Baisically, I lived my whole adolescent life in that town, and I've never known anything other than Al Ghayathi until I moved to Abu Dhabi city. Al Ghayathi is a very small, family oriented town located in Al Dhafra in Abu Dhabi emirate. There are around 30,000 inhabitants there.

 

There are not a lot of things to do there other than family based activities. I started the research on my hometown when I moved to Abu Dhabi and I began to question experience my hometown from an outsider perspective. It began with going back subconsciously to spaces that I've looked at throughout my whole life, my childhood house or even the desert or the roads within that town.

 

My whole life, I've never known anything else other than Al Ghayathi. As a girl who grew up in a very small town, I've only known Al Ghayathi through an outsider perspective when I moved to Abu Dhabi city and I did my weekly trips. I think whenever I went there, I started subconsciously connecting more to the place I grew up because I kept questioning my identity, where I stand at.

§ Recorded information:
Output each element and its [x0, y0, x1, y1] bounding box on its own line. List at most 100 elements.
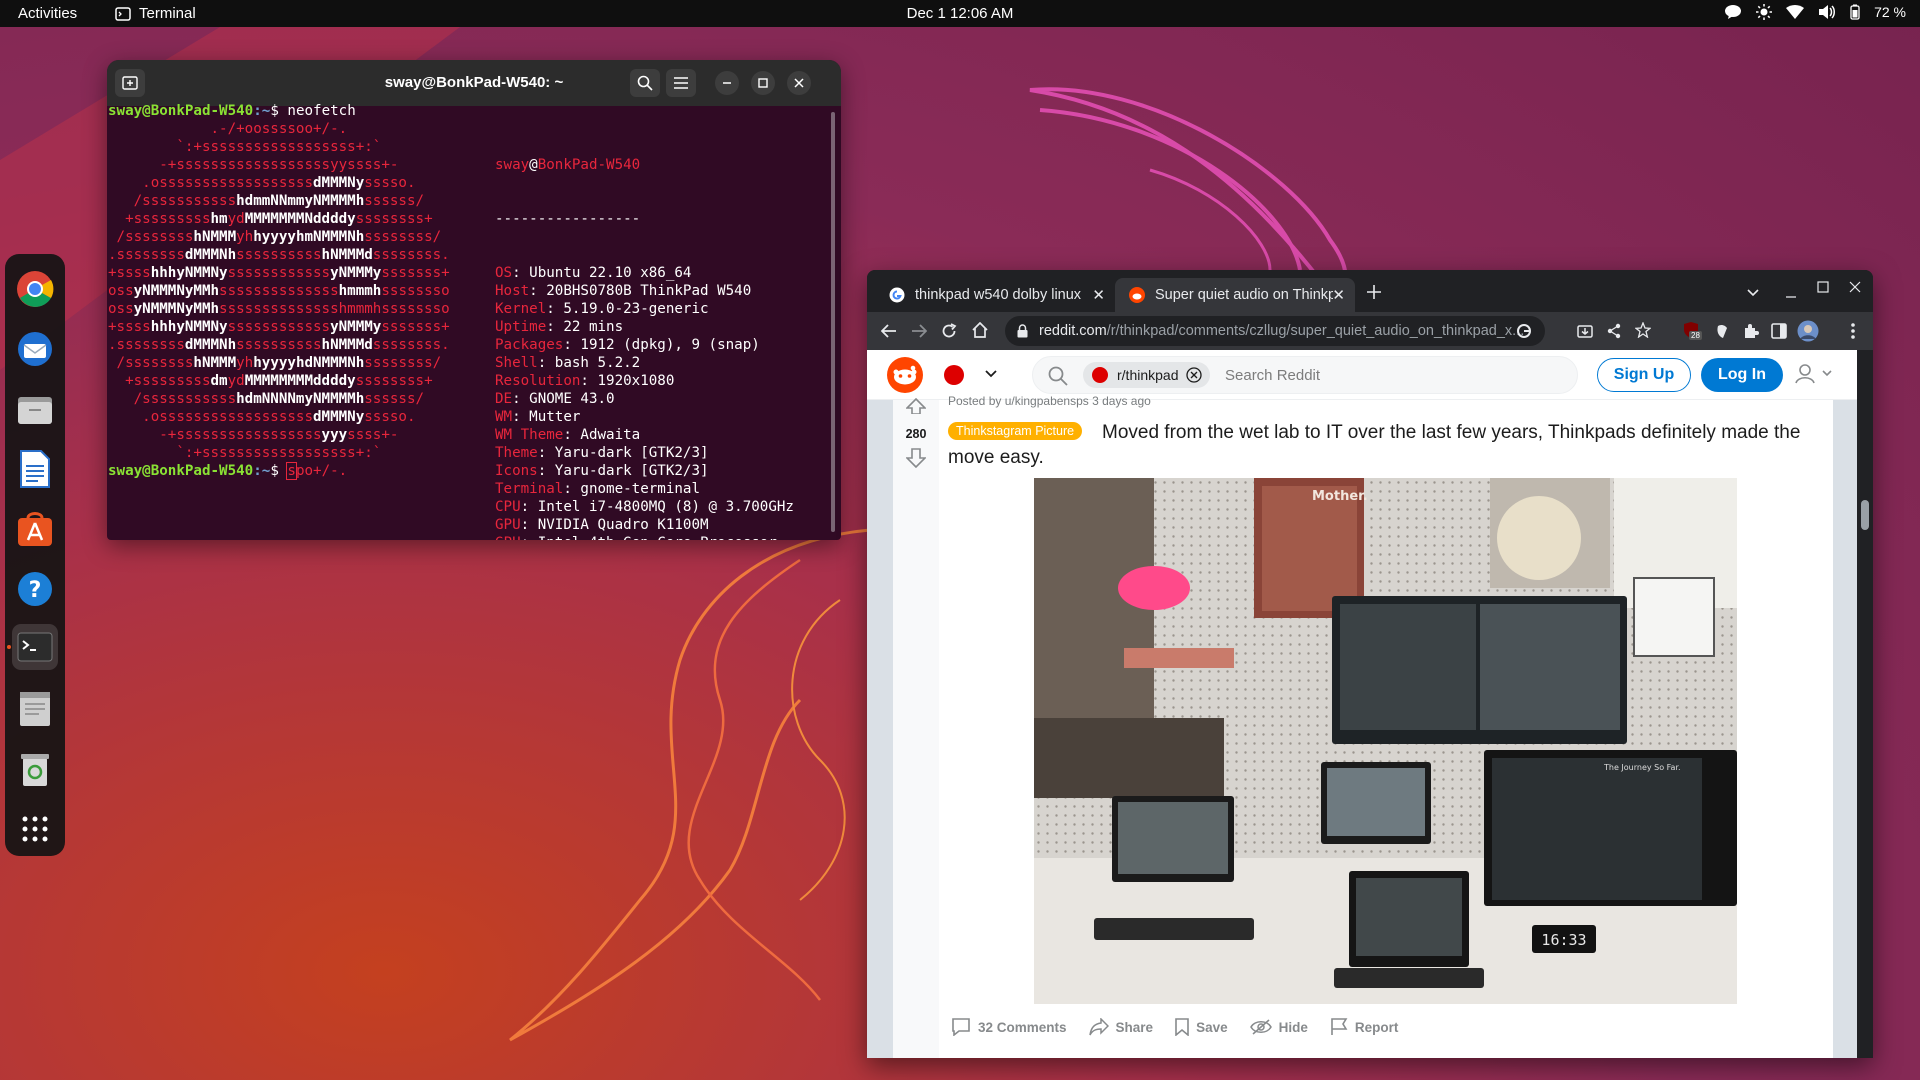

§ Tasks to perform:
a) According to the account of Al Ghayathi, roughly how many people live in the town?
b) Reproduce word for word the part of the Al Ghayathi account starting with "My whole life, I've" and going on through "I stand at.".
The listing has no connection to the account of Al Ghayathi.

§ The responses:
a) Around 30,000 inhabitants.

b)
My whole life, I've never known anything else other than Al Ghayathi. As a girl who grew up in a very small town, I've only known Al Ghayathi through an outsider perspective when I moved to Abu Dhabi city and I did my weekly trips. I think whenever I went there, I started subconsciously connecting more to the place I grew up because I kept questioning my identity, where I stand at.